**Task**
Nothing other than the lines from the one containing "Read all visible content and emit it as JSON." through the close of the entries below should be printed, each exactly.

————————

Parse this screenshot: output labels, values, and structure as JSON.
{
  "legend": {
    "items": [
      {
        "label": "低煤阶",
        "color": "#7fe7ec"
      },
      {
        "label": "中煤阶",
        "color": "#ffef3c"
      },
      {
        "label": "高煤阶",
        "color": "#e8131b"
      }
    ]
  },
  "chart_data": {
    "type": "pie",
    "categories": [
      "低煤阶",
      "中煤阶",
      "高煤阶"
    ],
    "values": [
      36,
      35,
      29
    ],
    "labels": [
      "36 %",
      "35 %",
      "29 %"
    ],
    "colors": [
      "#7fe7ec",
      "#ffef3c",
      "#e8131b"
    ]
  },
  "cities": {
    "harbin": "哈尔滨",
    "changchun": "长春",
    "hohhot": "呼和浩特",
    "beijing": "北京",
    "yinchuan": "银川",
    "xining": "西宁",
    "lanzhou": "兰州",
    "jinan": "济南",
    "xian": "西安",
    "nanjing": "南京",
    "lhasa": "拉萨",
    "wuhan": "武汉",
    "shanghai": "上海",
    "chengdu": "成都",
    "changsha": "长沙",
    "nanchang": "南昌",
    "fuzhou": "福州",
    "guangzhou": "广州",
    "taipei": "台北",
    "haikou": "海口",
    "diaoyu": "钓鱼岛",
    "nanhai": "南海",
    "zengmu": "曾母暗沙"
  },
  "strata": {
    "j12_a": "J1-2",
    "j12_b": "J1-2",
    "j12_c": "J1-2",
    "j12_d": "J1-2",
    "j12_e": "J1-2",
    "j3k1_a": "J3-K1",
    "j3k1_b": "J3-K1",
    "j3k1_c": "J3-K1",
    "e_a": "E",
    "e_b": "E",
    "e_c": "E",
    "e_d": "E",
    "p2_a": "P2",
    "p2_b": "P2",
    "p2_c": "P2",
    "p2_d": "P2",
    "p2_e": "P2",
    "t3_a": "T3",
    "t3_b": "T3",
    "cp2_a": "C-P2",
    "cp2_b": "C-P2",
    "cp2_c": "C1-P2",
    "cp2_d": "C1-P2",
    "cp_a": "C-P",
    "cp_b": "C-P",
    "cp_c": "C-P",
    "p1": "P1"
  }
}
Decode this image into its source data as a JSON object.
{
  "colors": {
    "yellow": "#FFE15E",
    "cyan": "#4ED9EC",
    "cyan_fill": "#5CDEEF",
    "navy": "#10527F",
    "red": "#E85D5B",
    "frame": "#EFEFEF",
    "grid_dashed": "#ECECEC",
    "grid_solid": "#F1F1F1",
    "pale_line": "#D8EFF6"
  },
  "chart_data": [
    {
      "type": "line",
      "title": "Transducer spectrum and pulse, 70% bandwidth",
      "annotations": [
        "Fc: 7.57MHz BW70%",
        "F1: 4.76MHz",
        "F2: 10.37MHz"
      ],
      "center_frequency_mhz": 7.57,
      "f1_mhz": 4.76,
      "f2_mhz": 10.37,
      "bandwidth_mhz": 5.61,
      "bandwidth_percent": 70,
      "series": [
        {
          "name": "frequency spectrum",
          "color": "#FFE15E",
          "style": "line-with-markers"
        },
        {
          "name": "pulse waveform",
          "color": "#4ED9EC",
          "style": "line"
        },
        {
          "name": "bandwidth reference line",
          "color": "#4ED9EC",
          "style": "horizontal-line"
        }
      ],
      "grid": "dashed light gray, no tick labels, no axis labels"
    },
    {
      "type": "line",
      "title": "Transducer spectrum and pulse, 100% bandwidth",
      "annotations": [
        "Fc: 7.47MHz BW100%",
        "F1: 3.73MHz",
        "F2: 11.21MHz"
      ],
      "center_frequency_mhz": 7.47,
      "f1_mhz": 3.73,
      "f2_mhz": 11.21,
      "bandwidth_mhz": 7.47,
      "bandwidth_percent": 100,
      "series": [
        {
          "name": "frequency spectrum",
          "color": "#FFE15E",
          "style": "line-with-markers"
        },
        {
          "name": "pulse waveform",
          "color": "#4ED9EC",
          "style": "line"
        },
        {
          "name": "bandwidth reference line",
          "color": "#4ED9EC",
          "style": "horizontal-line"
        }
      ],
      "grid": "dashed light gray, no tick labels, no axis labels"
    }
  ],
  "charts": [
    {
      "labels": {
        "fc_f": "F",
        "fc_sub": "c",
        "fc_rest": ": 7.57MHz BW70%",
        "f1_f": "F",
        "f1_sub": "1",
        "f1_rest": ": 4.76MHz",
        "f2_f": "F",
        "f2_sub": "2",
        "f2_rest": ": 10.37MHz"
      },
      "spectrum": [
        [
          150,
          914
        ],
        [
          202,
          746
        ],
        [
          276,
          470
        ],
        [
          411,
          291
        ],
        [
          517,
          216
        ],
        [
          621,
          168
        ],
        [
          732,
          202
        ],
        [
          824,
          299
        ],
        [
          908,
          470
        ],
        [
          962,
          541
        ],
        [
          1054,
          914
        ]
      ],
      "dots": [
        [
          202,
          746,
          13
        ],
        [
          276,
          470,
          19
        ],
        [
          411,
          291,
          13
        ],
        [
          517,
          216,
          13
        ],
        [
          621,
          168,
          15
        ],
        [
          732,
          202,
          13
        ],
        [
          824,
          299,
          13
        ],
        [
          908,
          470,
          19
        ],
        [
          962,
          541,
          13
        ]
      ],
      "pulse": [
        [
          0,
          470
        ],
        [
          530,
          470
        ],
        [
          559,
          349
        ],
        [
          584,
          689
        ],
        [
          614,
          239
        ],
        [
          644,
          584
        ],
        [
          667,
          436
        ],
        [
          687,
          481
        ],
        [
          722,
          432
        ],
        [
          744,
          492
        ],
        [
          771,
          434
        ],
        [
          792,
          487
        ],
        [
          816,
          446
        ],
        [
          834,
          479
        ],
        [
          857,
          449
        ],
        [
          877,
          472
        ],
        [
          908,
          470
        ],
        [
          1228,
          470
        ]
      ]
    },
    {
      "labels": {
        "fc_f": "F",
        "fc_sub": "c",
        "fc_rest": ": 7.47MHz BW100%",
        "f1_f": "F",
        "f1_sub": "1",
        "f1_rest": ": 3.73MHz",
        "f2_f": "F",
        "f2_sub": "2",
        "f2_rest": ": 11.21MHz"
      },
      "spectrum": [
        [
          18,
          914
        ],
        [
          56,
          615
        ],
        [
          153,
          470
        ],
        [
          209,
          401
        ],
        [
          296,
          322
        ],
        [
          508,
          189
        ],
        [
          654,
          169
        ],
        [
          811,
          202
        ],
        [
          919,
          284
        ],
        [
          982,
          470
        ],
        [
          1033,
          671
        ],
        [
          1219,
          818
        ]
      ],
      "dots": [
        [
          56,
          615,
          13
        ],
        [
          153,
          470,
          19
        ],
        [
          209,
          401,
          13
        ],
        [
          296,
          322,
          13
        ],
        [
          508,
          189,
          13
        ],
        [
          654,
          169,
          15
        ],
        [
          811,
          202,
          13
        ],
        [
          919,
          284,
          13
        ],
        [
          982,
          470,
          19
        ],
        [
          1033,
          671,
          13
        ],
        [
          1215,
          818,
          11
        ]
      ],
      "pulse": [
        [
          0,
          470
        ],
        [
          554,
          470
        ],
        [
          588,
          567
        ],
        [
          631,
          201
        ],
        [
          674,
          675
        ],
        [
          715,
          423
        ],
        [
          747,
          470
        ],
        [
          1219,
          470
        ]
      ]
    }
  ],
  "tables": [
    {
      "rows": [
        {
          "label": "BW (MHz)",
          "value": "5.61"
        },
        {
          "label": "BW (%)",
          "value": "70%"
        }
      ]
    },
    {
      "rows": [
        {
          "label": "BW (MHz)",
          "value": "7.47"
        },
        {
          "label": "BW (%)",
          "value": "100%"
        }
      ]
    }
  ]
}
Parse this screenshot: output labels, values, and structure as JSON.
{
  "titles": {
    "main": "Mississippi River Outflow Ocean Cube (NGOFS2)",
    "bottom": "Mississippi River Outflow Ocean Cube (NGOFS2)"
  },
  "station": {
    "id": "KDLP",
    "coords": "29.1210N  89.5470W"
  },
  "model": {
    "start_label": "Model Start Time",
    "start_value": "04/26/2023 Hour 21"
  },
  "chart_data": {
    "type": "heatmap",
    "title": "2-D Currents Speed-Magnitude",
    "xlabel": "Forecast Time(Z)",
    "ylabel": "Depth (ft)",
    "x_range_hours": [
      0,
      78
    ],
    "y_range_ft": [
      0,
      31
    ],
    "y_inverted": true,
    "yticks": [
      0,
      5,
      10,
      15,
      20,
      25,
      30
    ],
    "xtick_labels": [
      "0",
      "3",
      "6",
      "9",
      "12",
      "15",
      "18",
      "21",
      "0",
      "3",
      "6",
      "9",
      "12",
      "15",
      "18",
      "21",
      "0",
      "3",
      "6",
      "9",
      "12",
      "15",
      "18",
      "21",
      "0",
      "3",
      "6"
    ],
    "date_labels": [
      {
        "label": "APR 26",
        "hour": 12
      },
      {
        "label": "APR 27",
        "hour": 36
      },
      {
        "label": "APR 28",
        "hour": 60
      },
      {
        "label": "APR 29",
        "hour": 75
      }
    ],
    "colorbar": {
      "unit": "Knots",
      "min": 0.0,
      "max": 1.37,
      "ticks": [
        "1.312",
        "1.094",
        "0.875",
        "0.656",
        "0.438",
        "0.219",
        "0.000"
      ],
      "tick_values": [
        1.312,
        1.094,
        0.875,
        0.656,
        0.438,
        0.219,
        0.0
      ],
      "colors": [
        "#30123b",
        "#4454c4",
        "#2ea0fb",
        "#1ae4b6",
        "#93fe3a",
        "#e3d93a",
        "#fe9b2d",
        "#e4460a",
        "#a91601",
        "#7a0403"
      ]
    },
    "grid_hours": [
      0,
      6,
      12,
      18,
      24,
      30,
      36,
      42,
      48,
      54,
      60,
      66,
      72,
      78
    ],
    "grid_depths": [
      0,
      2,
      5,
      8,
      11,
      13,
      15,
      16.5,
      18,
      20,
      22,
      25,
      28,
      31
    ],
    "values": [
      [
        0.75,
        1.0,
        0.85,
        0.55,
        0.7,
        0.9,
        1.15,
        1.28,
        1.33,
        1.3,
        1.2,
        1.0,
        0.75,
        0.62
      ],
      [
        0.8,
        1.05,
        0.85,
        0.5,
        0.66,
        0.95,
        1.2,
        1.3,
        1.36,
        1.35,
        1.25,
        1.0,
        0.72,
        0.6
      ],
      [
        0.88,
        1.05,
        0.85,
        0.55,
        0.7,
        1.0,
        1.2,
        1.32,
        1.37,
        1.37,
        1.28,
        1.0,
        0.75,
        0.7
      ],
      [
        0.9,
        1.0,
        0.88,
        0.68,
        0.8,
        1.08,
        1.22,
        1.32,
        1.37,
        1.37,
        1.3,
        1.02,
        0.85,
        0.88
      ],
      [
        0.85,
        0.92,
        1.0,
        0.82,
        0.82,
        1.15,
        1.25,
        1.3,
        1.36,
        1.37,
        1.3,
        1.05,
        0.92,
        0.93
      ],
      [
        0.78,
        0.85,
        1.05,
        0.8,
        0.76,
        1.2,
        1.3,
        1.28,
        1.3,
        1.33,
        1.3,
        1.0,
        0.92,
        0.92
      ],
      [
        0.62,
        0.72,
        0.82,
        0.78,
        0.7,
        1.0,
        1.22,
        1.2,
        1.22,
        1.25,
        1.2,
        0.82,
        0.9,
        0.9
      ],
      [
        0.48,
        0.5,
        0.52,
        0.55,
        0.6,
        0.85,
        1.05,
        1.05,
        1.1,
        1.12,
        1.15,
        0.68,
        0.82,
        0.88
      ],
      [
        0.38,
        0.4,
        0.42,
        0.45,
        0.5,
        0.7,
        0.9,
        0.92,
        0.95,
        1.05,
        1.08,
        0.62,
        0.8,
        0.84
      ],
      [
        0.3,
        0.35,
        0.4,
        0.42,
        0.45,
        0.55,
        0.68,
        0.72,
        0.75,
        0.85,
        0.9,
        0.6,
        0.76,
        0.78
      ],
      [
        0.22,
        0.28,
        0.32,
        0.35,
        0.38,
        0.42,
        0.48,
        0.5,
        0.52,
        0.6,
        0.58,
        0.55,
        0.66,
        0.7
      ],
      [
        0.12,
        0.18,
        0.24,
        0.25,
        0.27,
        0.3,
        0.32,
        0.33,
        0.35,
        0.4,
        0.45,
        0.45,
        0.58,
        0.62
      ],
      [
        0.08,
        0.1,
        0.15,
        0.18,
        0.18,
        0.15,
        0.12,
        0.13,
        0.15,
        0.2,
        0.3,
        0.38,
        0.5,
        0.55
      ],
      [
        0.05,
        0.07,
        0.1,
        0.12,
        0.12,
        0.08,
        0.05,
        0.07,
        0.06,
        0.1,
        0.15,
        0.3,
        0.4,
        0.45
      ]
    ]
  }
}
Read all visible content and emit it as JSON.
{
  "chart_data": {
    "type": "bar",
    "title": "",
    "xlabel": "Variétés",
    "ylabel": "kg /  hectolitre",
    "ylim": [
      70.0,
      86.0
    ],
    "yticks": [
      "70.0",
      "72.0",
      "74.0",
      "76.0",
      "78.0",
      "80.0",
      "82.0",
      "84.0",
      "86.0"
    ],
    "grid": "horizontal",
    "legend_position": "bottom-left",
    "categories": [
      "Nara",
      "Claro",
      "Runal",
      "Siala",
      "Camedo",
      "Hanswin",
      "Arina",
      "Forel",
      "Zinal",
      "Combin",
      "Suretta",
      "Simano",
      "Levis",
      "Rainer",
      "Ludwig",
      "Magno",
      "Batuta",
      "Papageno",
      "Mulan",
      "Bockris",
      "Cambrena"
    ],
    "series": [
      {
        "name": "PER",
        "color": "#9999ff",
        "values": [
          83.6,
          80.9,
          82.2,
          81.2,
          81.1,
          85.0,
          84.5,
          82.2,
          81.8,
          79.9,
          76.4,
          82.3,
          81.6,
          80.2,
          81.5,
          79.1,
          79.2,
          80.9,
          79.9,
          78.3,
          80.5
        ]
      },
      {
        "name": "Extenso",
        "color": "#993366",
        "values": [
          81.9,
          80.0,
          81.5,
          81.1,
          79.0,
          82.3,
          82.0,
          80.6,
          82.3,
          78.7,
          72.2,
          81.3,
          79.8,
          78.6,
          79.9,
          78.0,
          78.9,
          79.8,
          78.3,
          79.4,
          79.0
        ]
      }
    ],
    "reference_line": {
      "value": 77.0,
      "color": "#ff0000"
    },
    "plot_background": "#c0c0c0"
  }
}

————————

**Expected answer**
Read all visible content and emit it as JSON.
{
  "chart_data": {
    "type": "bar",
    "title": "",
    "xlabel": "Variétés",
    "ylabel": "kg /  hectolitre",
    "ylim": [
      70.0,
      86.0
    ],
    "yticks": [
      "70.0",
      "72.0",
      "74.0",
      "76.0",
      "78.0",
      "80.0",
      "82.0",
      "84.0",
      "86.0"
    ],
    "grid": "horizontal",
    "legend_position": "bottom-left",
    "categories": [
      "Nara",
      "Claro",
      "Runal",
      "Siala",
      "Camedo",
      "Hanswin",
      "Arina",
      "Forel",
      "Zinal",
      "Combin",
      "Suretta",
      "Simano",
      "Levis",
      "Rainer",
      "Ludwig",
      "Magno",
      "Batuta",
      "Papageno",
      "Mulan",
      "Bockris",
      "Cambrena"
    ],
    "series": [
      {
        "name": "PER",
        "color": "#9999ff",
        "values": [
          83.6,
          80.9,
          82.2,
          81.2,
          81.1,
          85.0,
          84.5,
          82.2,
          81.8,
          79.9,
          76.4,
          82.3,
          81.6,
          80.2,
          81.5,
          79.1,
          79.2,
          80.9,
          79.9,
          78.3,
          80.5
        ]
      },
      {
        "name": "Extenso",
        "color": "#993366",
        "values": [
          81.9,
          80.0,
          81.5,
          81.1,
          79.0,
          82.3,
          82.0,
          80.6,
          82.3,
          78.7,
          72.2,
          81.3,
          79.8,
          78.6,
          79.9,
          78.0,
          78.9,
          79.8,
          78.3,
          79.4,
          79.0
        ]
      }
    ],
    "reference_line": {
      "value": 77.0,
      "color": "#ff0000"
    },
    "plot_background": "#c0c0c0"
  }
}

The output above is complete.